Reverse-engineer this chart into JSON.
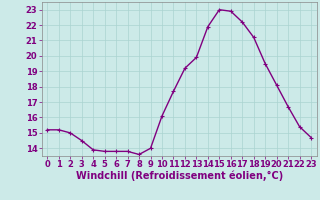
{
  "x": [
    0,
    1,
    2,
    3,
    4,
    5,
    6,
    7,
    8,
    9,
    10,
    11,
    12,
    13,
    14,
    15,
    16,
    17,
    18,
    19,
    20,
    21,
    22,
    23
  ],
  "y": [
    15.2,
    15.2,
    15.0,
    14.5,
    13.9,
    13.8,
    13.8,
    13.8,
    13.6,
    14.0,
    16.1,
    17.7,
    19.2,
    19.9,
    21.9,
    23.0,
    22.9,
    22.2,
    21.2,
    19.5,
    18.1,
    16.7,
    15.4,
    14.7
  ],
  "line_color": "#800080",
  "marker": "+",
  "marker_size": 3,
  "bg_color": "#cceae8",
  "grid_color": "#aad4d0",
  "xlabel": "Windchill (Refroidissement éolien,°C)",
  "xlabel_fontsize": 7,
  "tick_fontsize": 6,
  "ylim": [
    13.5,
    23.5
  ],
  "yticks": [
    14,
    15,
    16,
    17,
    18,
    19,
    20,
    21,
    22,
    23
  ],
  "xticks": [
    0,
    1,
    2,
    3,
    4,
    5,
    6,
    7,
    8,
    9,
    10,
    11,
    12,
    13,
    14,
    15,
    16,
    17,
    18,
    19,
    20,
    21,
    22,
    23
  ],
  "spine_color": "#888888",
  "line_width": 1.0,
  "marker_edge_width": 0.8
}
# # # #
» **To do**
Write every record out again exactly; no pictures belong in the copy.

» **Solution to this problem**
Reverse-engineer this chart into JSON.
{
  "x": [
    0,
    1,
    2,
    3,
    4,
    5,
    6,
    7,
    8,
    9,
    10,
    11,
    12,
    13,
    14,
    15,
    16,
    17,
    18,
    19,
    20,
    21,
    22,
    23
  ],
  "y": [
    15.2,
    15.2,
    15.0,
    14.5,
    13.9,
    13.8,
    13.8,
    13.8,
    13.6,
    14.0,
    16.1,
    17.7,
    19.2,
    19.9,
    21.9,
    23.0,
    22.9,
    22.2,
    21.2,
    19.5,
    18.1,
    16.7,
    15.4,
    14.7
  ],
  "line_color": "#800080",
  "marker": "+",
  "marker_size": 3,
  "bg_color": "#cceae8",
  "grid_color": "#aad4d0",
  "xlabel": "Windchill (Refroidissement éolien,°C)",
  "xlabel_fontsize": 7,
  "tick_fontsize": 6,
  "ylim": [
    13.5,
    23.5
  ],
  "yticks": [
    14,
    15,
    16,
    17,
    18,
    19,
    20,
    21,
    22,
    23
  ],
  "xticks": [
    0,
    1,
    2,
    3,
    4,
    5,
    6,
    7,
    8,
    9,
    10,
    11,
    12,
    13,
    14,
    15,
    16,
    17,
    18,
    19,
    20,
    21,
    22,
    23
  ],
  "spine_color": "#888888",
  "line_width": 1.0,
  "marker_edge_width": 0.8
}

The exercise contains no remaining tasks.